- GIVEN RECORDS -
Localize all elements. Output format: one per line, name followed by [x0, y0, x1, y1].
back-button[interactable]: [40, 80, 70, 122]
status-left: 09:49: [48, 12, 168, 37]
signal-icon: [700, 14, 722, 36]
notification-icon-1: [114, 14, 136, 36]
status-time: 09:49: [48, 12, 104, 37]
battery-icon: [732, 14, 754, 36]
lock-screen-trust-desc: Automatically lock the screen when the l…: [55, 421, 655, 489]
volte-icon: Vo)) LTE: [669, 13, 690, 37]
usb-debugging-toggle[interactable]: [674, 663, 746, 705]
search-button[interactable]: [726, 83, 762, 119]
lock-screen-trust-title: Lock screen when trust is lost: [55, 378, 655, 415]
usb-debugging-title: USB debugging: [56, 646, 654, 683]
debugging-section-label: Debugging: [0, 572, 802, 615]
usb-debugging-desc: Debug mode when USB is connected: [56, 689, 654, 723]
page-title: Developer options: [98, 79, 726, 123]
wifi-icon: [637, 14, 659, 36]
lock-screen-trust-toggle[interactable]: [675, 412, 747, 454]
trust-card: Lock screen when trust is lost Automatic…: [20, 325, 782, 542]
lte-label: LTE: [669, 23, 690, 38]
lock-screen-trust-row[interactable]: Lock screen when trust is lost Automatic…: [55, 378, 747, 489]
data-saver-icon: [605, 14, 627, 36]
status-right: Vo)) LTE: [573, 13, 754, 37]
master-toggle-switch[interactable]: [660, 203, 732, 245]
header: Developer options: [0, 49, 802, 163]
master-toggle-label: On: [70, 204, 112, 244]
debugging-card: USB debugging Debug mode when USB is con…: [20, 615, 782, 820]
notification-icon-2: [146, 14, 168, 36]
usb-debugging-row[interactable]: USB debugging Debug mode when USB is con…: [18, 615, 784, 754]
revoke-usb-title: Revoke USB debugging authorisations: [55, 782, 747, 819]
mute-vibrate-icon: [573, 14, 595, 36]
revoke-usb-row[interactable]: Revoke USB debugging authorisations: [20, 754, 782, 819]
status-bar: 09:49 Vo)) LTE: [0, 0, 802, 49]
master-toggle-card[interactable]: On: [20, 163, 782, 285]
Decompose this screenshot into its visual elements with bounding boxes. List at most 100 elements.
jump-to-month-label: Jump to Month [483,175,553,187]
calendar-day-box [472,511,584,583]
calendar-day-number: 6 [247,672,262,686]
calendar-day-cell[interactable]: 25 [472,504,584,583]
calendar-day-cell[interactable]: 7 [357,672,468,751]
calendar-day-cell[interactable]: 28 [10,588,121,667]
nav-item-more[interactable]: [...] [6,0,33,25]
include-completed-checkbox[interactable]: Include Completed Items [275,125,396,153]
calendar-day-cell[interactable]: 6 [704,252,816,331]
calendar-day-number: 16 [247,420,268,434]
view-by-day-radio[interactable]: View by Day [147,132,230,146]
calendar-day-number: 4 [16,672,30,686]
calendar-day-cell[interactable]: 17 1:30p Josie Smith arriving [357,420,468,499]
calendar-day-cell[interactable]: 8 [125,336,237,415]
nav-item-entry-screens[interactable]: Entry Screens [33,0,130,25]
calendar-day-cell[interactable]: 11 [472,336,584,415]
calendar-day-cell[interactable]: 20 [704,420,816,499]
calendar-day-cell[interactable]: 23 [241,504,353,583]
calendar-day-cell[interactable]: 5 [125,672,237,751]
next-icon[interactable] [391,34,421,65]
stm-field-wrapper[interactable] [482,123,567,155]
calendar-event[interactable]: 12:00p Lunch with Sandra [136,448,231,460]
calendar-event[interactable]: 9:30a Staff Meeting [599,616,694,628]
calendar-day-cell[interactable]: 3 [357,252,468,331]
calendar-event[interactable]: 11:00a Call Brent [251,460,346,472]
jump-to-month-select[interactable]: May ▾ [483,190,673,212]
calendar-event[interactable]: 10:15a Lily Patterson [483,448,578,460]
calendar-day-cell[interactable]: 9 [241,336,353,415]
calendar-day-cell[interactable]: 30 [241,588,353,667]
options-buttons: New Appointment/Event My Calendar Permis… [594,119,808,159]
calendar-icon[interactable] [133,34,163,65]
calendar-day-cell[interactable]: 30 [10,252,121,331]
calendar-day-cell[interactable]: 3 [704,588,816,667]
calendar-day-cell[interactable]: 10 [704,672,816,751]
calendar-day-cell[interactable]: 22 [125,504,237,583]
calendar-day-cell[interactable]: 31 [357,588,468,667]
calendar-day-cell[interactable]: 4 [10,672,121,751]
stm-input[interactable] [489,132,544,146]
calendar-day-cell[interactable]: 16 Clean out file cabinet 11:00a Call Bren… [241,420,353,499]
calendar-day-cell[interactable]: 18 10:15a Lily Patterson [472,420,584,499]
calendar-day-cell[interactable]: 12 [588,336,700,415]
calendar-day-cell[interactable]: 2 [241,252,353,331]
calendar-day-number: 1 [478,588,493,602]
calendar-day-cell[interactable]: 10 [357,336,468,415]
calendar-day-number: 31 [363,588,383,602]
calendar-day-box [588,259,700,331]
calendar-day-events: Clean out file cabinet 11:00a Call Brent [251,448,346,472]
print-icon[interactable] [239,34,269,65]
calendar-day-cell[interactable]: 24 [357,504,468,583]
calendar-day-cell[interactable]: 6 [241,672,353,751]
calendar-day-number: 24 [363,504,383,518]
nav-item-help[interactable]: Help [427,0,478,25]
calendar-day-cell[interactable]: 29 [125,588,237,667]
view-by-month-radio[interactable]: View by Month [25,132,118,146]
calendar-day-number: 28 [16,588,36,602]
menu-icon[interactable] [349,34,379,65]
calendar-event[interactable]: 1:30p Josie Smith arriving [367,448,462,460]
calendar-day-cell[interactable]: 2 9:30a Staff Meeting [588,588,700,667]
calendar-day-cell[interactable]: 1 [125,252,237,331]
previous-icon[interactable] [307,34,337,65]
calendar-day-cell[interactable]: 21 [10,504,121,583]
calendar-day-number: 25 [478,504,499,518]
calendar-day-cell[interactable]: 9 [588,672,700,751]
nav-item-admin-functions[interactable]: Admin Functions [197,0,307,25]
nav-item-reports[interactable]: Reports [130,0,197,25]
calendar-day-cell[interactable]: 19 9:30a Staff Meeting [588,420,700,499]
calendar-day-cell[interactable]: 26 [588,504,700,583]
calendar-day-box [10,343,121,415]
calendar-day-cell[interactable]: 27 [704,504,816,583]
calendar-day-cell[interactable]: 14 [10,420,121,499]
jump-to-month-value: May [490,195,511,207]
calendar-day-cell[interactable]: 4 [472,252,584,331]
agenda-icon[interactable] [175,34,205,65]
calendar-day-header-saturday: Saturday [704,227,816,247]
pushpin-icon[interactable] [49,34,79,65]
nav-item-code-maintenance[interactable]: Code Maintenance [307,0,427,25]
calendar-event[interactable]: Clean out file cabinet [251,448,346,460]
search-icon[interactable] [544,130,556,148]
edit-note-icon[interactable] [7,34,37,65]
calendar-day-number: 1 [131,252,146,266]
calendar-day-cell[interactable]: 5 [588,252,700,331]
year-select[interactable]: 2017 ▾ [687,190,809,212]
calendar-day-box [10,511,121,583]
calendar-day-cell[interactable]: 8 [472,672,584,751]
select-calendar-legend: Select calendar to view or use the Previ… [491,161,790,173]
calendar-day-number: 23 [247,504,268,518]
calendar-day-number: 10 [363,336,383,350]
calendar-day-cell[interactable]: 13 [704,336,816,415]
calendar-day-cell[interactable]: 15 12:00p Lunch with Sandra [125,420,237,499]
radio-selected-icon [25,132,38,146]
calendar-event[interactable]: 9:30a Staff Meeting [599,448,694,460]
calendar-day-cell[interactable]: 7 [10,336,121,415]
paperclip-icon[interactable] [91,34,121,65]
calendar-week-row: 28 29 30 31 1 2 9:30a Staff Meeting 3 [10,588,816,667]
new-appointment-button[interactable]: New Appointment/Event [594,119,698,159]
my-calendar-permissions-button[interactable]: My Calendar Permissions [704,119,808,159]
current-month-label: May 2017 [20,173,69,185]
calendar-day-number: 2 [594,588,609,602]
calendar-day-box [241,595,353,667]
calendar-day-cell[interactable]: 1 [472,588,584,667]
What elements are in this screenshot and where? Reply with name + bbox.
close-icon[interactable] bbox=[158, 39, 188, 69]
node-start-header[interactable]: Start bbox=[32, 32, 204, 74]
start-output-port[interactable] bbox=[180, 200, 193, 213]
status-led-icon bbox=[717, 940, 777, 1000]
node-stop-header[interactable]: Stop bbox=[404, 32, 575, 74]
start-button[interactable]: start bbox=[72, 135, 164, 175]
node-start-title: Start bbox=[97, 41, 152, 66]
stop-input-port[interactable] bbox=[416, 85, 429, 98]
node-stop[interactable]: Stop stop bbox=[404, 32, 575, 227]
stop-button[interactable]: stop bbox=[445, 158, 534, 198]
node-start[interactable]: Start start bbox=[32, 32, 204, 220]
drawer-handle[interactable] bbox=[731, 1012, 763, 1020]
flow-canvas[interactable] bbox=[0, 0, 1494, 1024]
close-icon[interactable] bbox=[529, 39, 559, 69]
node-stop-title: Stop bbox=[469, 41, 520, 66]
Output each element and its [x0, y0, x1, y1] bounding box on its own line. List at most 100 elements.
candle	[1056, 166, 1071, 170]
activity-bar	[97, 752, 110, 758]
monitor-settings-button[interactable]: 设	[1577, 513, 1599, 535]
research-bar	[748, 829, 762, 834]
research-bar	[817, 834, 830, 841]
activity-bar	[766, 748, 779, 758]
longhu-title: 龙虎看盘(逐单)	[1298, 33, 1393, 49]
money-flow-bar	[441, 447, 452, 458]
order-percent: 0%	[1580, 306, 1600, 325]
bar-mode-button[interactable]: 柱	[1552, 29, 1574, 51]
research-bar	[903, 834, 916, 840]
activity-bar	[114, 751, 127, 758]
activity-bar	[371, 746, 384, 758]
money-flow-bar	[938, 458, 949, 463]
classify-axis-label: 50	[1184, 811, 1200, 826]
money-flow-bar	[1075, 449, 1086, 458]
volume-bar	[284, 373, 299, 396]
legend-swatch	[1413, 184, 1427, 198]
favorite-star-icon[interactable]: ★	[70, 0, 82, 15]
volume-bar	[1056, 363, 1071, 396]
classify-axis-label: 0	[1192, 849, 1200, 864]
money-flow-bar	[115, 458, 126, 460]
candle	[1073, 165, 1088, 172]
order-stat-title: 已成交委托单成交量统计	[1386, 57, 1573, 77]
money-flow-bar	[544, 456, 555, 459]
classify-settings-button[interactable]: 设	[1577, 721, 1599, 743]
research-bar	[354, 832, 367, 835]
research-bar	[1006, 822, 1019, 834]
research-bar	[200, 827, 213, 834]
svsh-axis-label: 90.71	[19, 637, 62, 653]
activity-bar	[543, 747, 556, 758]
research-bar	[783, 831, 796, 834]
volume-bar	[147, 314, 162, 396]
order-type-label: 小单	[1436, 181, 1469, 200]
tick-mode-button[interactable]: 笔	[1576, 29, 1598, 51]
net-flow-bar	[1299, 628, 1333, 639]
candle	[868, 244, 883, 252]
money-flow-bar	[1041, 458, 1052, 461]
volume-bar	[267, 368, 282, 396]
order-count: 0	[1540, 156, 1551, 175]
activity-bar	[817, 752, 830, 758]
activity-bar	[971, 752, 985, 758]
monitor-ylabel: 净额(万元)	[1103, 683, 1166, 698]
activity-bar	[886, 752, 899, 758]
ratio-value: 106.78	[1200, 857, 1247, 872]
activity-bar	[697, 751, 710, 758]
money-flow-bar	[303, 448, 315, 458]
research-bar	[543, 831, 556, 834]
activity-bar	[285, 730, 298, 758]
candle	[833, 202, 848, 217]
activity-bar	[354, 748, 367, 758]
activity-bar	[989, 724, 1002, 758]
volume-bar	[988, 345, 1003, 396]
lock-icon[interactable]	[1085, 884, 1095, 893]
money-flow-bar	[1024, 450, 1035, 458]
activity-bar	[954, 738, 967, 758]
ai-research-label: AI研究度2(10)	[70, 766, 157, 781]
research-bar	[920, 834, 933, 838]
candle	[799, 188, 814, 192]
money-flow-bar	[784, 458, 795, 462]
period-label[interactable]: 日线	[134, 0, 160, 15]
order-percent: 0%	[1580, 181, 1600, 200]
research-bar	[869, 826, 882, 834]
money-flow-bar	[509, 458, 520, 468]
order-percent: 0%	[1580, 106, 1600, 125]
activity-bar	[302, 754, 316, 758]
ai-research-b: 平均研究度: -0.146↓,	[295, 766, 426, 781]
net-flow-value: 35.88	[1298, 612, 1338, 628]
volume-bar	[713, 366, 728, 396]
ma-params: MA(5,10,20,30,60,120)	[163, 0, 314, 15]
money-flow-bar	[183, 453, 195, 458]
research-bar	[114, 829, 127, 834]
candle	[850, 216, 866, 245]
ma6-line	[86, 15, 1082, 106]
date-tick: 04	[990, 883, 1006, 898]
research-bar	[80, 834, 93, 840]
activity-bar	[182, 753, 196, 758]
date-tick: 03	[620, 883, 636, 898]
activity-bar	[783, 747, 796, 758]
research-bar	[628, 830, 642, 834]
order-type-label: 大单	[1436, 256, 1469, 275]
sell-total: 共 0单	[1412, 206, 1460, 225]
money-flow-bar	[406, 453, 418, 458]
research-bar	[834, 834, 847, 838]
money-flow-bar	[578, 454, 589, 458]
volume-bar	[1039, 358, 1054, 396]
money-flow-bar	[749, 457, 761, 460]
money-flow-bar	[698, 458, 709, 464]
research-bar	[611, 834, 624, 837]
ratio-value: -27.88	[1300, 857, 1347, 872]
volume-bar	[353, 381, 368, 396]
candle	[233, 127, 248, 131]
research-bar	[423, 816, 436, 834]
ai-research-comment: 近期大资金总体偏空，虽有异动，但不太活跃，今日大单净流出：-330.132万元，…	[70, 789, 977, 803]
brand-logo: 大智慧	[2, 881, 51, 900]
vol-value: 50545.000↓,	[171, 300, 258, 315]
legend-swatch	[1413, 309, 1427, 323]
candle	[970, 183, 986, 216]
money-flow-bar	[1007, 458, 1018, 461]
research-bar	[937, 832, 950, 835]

- BRIEF -
Reproduce without any change the stretch of material from its first line through the line containing "mute-vibrate-icon: [573, 14, 595, 36]", including both of those lines.

- WRITTEN SOLUTION -
Localize all elements. Output format: one per line, name followed by [x0, y0, x1, y1].
back-button[interactable]: [40, 80, 70, 122]
status-left: 09:49: [48, 12, 168, 37]
signal-icon: [700, 14, 722, 36]
notification-icon-1: [114, 14, 136, 36]
status-time: 09:49: [48, 12, 104, 37]
battery-icon: [732, 14, 754, 36]
lock-screen-trust-desc: Automatically lock the screen when the l…: [55, 421, 655, 489]
volte-icon: Vo)) LTE: [669, 13, 690, 37]
usb-debugging-toggle[interactable]: [674, 663, 746, 705]
search-button[interactable]: [726, 83, 762, 119]
lock-screen-trust-title: Lock screen when trust is lost: [55, 378, 655, 415]
usb-debugging-title: USB debugging: [56, 646, 654, 683]
debugging-section-label: Debugging: [0, 572, 802, 615]
usb-debugging-desc: Debug mode when USB is connected: [56, 689, 654, 723]
page-title: Developer options: [98, 79, 726, 123]
wifi-icon: [637, 14, 659, 36]
lock-screen-trust-toggle[interactable]: [675, 412, 747, 454]
trust-card: Lock screen when trust is lost Automatic…: [20, 325, 782, 542]
lte-label: LTE: [669, 23, 690, 38]
lock-screen-trust-row[interactable]: Lock screen when trust is lost Automatic…: [55, 378, 747, 489]
data-saver-icon: [605, 14, 627, 36]
status-right: Vo)) LTE: [573, 13, 754, 37]
master-toggle-switch[interactable]: [660, 203, 732, 245]
header: Developer options: [0, 49, 802, 163]
master-toggle-label: On: [70, 204, 112, 244]
debugging-card: USB debugging Debug mode when USB is con…: [20, 615, 782, 820]
notification-icon-2: [146, 14, 168, 36]
usb-debugging-row[interactable]: USB debugging Debug mode when USB is con…: [18, 615, 784, 754]
revoke-usb-title: Revoke USB debugging authorisations: [55, 782, 747, 819]
mute-vibrate-icon: [573, 14, 595, 36]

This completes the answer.